#### THE RECORDS ####

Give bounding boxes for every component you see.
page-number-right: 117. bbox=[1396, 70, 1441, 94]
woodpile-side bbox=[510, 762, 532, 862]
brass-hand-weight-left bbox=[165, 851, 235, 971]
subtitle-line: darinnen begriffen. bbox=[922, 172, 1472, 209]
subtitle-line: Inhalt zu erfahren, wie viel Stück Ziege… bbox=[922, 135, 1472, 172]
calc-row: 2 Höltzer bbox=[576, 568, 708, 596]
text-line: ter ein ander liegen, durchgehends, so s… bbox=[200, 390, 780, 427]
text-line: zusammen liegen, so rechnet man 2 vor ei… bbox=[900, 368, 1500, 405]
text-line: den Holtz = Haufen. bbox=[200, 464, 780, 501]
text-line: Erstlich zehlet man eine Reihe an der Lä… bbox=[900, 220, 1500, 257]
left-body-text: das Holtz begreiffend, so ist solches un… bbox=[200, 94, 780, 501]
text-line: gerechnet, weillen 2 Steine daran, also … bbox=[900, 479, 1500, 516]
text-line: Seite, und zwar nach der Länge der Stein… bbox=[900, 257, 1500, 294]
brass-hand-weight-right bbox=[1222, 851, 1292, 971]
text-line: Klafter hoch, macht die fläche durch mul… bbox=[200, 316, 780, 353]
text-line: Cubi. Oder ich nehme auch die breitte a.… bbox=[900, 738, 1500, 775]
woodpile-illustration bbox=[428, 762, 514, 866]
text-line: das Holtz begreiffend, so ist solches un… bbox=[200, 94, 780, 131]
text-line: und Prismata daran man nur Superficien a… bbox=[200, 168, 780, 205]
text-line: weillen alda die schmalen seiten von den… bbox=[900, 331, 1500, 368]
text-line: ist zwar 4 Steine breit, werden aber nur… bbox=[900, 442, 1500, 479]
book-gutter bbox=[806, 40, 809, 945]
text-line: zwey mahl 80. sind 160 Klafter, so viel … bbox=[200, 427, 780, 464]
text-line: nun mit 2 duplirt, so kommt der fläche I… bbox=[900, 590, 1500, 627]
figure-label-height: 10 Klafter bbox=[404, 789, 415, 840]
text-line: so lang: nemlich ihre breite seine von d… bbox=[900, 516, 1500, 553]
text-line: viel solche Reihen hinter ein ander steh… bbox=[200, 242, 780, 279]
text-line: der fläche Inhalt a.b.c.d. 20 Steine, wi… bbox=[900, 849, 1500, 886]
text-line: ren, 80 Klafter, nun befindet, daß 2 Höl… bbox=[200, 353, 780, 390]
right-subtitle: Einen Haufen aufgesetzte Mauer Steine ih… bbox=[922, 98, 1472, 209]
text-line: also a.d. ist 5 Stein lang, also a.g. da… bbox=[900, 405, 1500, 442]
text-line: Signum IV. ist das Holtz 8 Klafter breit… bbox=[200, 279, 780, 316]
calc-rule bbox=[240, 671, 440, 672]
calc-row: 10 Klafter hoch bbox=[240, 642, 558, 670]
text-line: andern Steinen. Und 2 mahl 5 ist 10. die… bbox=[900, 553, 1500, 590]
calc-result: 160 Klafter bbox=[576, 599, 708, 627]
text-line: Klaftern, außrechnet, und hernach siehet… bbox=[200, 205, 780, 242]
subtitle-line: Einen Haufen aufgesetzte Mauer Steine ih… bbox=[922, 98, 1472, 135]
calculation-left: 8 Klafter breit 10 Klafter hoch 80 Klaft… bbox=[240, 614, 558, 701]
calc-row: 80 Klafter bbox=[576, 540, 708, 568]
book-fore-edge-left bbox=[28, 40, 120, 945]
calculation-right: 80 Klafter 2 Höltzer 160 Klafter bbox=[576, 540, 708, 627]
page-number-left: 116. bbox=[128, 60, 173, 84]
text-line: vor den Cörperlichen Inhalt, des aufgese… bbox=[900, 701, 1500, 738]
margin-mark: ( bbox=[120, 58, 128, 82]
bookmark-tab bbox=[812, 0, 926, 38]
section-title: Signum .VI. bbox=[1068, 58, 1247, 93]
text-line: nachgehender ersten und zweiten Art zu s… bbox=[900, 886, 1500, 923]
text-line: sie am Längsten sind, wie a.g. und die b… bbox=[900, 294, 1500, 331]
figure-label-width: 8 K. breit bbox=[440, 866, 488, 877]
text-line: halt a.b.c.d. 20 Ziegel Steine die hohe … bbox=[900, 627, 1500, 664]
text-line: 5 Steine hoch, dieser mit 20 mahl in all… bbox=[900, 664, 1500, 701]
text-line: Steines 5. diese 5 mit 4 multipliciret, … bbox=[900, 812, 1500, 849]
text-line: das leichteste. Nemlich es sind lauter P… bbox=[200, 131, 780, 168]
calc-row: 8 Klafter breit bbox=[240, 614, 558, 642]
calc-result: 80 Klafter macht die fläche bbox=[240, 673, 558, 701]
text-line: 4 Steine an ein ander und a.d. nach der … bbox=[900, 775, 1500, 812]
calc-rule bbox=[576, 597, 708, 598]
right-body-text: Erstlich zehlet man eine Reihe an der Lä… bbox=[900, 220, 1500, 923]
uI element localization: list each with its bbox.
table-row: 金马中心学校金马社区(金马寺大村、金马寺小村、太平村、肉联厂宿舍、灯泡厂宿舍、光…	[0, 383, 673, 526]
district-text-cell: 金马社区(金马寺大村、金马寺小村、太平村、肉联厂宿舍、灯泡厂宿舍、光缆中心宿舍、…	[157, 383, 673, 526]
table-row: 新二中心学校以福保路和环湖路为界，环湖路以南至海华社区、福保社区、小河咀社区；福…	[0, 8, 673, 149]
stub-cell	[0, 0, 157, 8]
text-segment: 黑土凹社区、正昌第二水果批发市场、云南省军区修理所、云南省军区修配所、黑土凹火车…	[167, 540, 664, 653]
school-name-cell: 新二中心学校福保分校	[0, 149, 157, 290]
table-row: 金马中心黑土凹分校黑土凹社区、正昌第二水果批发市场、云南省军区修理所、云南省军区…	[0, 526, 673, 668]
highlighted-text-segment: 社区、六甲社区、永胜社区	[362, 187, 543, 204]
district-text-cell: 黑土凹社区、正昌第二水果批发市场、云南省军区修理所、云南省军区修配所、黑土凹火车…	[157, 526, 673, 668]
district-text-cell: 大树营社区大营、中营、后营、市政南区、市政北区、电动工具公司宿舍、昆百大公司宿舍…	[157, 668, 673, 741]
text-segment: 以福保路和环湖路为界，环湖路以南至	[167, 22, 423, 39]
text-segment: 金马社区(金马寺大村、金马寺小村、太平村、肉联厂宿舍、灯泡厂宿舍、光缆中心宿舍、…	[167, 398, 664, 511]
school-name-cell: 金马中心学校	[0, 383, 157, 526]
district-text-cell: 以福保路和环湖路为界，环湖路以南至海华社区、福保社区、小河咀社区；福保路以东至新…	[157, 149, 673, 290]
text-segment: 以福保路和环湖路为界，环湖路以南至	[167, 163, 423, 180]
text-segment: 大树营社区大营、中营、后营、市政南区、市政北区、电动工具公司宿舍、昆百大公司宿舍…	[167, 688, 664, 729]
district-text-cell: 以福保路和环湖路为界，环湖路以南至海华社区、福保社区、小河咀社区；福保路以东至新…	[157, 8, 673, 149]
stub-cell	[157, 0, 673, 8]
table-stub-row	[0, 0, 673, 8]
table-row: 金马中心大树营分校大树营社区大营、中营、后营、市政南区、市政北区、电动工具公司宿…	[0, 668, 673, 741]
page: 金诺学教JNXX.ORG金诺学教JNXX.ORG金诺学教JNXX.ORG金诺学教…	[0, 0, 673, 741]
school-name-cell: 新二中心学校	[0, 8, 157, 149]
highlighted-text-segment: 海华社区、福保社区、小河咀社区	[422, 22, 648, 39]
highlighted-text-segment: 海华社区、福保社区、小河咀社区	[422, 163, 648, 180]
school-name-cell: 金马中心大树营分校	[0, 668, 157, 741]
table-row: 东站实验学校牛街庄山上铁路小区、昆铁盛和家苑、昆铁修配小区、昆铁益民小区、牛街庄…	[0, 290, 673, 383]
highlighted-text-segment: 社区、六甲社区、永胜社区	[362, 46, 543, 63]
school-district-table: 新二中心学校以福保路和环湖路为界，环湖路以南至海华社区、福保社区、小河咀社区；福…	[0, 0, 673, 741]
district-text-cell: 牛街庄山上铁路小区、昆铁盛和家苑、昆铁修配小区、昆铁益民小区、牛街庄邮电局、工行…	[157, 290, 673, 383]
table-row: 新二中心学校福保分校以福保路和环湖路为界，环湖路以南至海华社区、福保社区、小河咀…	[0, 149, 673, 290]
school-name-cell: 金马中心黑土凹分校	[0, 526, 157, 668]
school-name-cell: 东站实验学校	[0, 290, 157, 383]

####

-- DIRECTIVE --
Write out, without any change, the stretch of the records from the first line through the line that contains "text-line: und Prismata".

-- THE RESULT --
Give bounding boxes for every component you see.
page-number-right: 117. bbox=[1396, 70, 1441, 94]
woodpile-side bbox=[510, 762, 532, 862]
brass-hand-weight-left bbox=[165, 851, 235, 971]
subtitle-line: darinnen begriffen. bbox=[922, 172, 1472, 209]
subtitle-line: Inhalt zu erfahren, wie viel Stück Ziege… bbox=[922, 135, 1472, 172]
calc-row: 2 Höltzer bbox=[576, 568, 708, 596]
text-line: ter ein ander liegen, durchgehends, so s… bbox=[200, 390, 780, 427]
text-line: zusammen liegen, so rechnet man 2 vor ei… bbox=[900, 368, 1500, 405]
text-line: den Holtz = Haufen. bbox=[200, 464, 780, 501]
text-line: Erstlich zehlet man eine Reihe an der Lä… bbox=[900, 220, 1500, 257]
left-body-text: das Holtz begreiffend, so ist solches un… bbox=[200, 94, 780, 501]
text-line: gerechnet, weillen 2 Steine daran, also … bbox=[900, 479, 1500, 516]
text-line: Seite, und zwar nach der Länge der Stein… bbox=[900, 257, 1500, 294]
brass-hand-weight-right bbox=[1222, 851, 1292, 971]
text-line: Klafter hoch, macht die fläche durch mul… bbox=[200, 316, 780, 353]
text-line: Cubi. Oder ich nehme auch die breitte a.… bbox=[900, 738, 1500, 775]
woodpile-illustration bbox=[428, 762, 514, 866]
text-line: das Holtz begreiffend, so ist solches un… bbox=[200, 94, 780, 131]
text-line: und Prismata daran man nur Superficien a… bbox=[200, 168, 780, 205]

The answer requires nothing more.